>> begin Input material
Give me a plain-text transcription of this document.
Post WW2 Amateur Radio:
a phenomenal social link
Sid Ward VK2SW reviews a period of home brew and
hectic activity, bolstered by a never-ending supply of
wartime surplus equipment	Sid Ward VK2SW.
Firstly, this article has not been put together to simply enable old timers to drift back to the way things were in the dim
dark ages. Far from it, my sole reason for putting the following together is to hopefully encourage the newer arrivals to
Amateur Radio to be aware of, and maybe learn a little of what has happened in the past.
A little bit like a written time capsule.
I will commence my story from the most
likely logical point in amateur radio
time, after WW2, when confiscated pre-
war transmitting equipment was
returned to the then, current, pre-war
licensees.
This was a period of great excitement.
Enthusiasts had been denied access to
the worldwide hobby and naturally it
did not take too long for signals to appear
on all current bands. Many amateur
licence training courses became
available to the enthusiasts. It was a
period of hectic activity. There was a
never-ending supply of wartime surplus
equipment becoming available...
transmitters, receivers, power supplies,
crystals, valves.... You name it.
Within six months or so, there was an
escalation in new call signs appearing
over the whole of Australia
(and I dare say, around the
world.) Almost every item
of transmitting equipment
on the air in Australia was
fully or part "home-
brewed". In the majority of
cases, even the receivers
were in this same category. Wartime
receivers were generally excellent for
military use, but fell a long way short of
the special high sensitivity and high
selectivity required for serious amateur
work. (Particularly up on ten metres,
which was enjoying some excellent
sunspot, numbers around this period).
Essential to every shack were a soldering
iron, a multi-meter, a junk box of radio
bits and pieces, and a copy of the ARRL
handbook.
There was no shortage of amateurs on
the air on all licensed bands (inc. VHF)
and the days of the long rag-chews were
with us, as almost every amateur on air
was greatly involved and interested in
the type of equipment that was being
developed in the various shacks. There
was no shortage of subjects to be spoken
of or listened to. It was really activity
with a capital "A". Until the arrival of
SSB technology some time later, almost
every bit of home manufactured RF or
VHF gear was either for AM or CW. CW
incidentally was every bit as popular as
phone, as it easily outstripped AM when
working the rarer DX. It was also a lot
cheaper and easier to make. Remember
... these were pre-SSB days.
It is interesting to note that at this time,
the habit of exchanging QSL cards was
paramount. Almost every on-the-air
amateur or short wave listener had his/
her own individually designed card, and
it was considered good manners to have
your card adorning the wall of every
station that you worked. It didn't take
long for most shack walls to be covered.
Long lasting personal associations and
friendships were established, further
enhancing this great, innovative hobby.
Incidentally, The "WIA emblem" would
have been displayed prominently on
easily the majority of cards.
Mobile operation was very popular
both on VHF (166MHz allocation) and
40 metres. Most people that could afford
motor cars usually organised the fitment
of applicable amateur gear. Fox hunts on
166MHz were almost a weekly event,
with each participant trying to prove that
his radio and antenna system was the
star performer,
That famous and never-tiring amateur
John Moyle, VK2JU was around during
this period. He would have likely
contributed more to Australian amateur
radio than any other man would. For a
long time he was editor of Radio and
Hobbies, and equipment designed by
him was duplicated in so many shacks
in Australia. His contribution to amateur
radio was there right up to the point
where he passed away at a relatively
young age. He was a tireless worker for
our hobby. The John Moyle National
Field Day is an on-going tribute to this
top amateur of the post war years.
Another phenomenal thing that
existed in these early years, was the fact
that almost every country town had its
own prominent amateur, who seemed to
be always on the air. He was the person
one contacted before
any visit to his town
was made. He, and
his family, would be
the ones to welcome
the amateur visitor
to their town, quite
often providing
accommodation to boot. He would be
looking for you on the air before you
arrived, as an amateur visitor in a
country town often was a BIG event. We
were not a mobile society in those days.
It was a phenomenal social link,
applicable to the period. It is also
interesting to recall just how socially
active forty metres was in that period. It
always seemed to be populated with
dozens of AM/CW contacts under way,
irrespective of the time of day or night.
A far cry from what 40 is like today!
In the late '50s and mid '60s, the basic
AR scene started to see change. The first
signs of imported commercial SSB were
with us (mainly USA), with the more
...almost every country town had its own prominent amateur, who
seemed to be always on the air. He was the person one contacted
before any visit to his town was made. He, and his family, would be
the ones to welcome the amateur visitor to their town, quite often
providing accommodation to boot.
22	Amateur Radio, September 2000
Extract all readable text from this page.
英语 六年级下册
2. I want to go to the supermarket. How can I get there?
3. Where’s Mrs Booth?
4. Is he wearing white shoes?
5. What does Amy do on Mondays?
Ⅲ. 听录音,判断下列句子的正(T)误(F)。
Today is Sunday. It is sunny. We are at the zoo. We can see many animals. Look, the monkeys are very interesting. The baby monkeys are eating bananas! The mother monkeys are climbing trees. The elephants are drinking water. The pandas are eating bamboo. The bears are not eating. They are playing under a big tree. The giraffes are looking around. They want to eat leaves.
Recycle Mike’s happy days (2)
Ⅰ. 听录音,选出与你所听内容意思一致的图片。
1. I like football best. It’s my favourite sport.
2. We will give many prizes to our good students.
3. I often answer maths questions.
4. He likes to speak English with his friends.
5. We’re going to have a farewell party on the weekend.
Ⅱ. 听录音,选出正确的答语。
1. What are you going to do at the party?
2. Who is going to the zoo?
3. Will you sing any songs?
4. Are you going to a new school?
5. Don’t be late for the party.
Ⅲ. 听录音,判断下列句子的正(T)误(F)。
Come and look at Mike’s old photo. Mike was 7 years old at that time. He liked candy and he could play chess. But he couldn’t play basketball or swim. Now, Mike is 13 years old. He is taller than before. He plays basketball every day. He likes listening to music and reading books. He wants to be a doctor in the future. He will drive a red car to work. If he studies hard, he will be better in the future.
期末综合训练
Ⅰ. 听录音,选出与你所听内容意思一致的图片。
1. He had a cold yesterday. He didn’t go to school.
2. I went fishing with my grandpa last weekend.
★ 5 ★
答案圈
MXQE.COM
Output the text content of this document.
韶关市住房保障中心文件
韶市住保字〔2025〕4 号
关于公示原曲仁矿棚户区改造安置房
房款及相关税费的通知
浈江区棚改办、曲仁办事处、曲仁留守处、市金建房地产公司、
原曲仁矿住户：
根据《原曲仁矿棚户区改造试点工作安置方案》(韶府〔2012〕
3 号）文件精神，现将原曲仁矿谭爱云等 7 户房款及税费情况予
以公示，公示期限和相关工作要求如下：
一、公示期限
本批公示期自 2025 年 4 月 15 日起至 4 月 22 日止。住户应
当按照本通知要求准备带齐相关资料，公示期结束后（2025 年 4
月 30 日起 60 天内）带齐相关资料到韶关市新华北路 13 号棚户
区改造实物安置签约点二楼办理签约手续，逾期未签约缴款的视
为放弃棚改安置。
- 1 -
>> end Input material
Given exercise: Copy out all the entries shown above, character for character.

Correct response:
Give me a plain-text transcription of this document.
Post WW2 Amateur Radio:
a phenomenal social link
Sid Ward VK2SW reviews a period of home brew and
hectic activity, bolstered by a never-ending supply of
wartime surplus equipment	Sid Ward VK2SW.
Firstly, this article has not been put together to simply enable old timers to drift back to the way things were in the dim
dark ages. Far from it, my sole reason for putting the following together is to hopefully encourage the newer arrivals to
Amateur Radio to be aware of, and maybe learn a little of what has happened in the past.
A little bit like a written time capsule.
I will commence my story from the most
likely logical point in amateur radio
time, after WW2, when confiscated pre-
war transmitting equipment was
returned to the then, current, pre-war
licensees.
This was a period of great excitement.
Enthusiasts had been denied access to
the worldwide hobby and naturally it
did not take too long for signals to appear
on all current bands. Many amateur
licence training courses became
available to the enthusiasts. It was a
period of hectic activity. There was a
never-ending supply of wartime surplus
equipment becoming available...
transmitters, receivers, power supplies,
crystals, valves.... You name it.
Within six months or so, there was an
escalation in new call signs appearing
over the whole of Australia
(and I dare say, around the
world.) Almost every item
of transmitting equipment
on the air in Australia was
fully or part "home-
brewed". In the majority of
cases, even the receivers
were in this same category. Wartime
receivers were generally excellent for
military use, but fell a long way short of
the special high sensitivity and high
selectivity required for serious amateur
work. (Particularly up on ten metres,
which was enjoying some excellent
sunspot, numbers around this period).
Essential to every shack were a soldering
iron, a multi-meter, a junk box of radio
bits and pieces, and a copy of the ARRL
handbook.
There was no shortage of amateurs on
the air on all licensed bands (inc. VHF)
and the days of the long rag-chews were
with us, as almost every amateur on air
was greatly involved and interested in
the type of equipment that was being
developed in the various shacks. There
was no shortage of subjects to be spoken
of or listened to. It was really activity
with a capital "A". Until the arrival of
SSB technology some time later, almost
every bit of home manufactured RF or
VHF gear was either for AM or CW. CW
incidentally was every bit as popular as
phone, as it easily outstripped AM when
working the rarer DX. It was also a lot
cheaper and easier to make. Remember
... these were pre-SSB days.
It is interesting to note that at this time,
the habit of exchanging QSL cards was
paramount. Almost every on-the-air
amateur or short wave listener had his/
her own individually designed card, and
it was considered good manners to have
your card adorning the wall of every
station that you worked. It didn't take
long for most shack walls to be covered.
Long lasting personal associations and
friendships were established, further
enhancing this great, innovative hobby.
Incidentally, The "WIA emblem" would
have been displayed prominently on
easily the majority of cards.
Mobile operation was very popular
both on VHF (166MHz allocation) and
40 metres. Most people that could afford
motor cars usually organised the fitment
of applicable amateur gear. Fox hunts on
166MHz were almost a weekly event,
with each participant trying to prove that
his radio and antenna system was the
star performer,
That famous and never-tiring amateur
John Moyle, VK2JU was around during
this period. He would have likely
contributed more to Australian amateur
radio than any other man would. For a
long time he was editor of Radio and
Hobbies, and equipment designed by
him was duplicated in so many shacks
in Australia. His contribution to amateur
radio was there right up to the point
where he passed away at a relatively
young age. He was a tireless worker for
our hobby. The John Moyle National
Field Day is an on-going tribute to this
top amateur of the post war years.
Another phenomenal thing that
existed in these early years, was the fact
that almost every country town had its
own prominent amateur, who seemed to
be always on the air. He was the person
one contacted before
any visit to his town
was made. He, and
his family, would be
the ones to welcome
the amateur visitor
to their town, quite
often providing
accommodation to boot. He would be
looking for you on the air before you
arrived, as an amateur visitor in a
country town often was a BIG event. We
were not a mobile society in those days.
It was a phenomenal social link,
applicable to the period. It is also
interesting to recall just how socially
active forty metres was in that period. It
always seemed to be populated with
dozens of AM/CW contacts under way,
irrespective of the time of day or night.
A far cry from what 40 is like today!
In the late '50s and mid '60s, the basic
AR scene started to see change. The first
signs of imported commercial SSB were
with us (mainly USA), with the more
...almost every country town had its own prominent amateur, who
seemed to be always on the air. He was the person one contacted
before any visit to his town was made. He, and his family, would be
the ones to welcome the amateur visitor to their town, quite often
providing accommodation to boot.
22	Amateur Radio, September 2000
Extract all readable text from this page.
英语 六年级下册
2. I want to go to the supermarket. How can I get there?
3. Where’s Mrs Booth?
4. Is he wearing white shoes?
5. What does Amy do on Mondays?
Ⅲ. 听录音,判断下列句子的正(T)误(F)。
Today is Sunday. It is sunny. We are at the zoo. We can see many animals. Look, the monkeys are very interesting. The baby monkeys are eating bananas! The mother monkeys are climbing trees. The elephants are drinking water. The pandas are eating bamboo. The bears are not eating. They are playing under a big tree. The giraffes are looking around. They want to eat leaves.
Recycle Mike’s happy days (2)
Ⅰ. 听录音,选出与你所听内容意思一致的图片。
1. I like football best. It’s my favourite sport.
2. We will give many prizes to our good students.
3. I often answer maths questions.
4. He likes to speak English with his friends.
5. We’re going to have a farewell party on the weekend.
Ⅱ. 听录音,选出正确的答语。
1. What are you going to do at the party?
2. Who is going to the zoo?
3. Will you sing any songs?
4. Are you going to a new school?
5. Don’t be late for the party.
Ⅲ. 听录音,判断下列句子的正(T)误(F)。
Come and look at Mike’s old photo. Mike was 7 years old at that time. He liked candy and he could play chess. But he couldn’t play basketball or swim. Now, Mike is 13 years old. He is taller than before. He plays basketball every day. He likes listening to music and reading books. He wants to be a doctor in the future. He will drive a red car to work. If he studies hard, he will be better in the future.
期末综合训练
Ⅰ. 听录音,选出与你所听内容意思一致的图片。
1. He had a cold yesterday. He didn’t go to school.
2. I went fishing with my grandpa last weekend.
★ 5 ★
答案圈
MXQE.COM
Output the text content of this document.
韶关市住房保障中心文件
韶市住保字〔2025〕4 号
关于公示原曲仁矿棚户区改造安置房
房款及相关税费的通知
浈江区棚改办、曲仁办事处、曲仁留守处、市金建房地产公司、
原曲仁矿住户：
根据《原曲仁矿棚户区改造试点工作安置方案》(韶府〔2012〕
3 号）文件精神，现将原曲仁矿谭爱云等 7 户房款及税费情况予
以公示，公示期限和相关工作要求如下：
一、公示期限
本批公示期自 2025 年 4 月 15 日起至 4 月 22 日止。住户应
当按照本通知要求准备带齐相关资料，公示期结束后（2025 年 4
月 30 日起 60 天内）带齐相关资料到韶关市新华北路 13 号棚户
区改造实物安置签约点二楼办理签约手续，逾期未签约缴款的视
为放弃棚改安置。
- 1 -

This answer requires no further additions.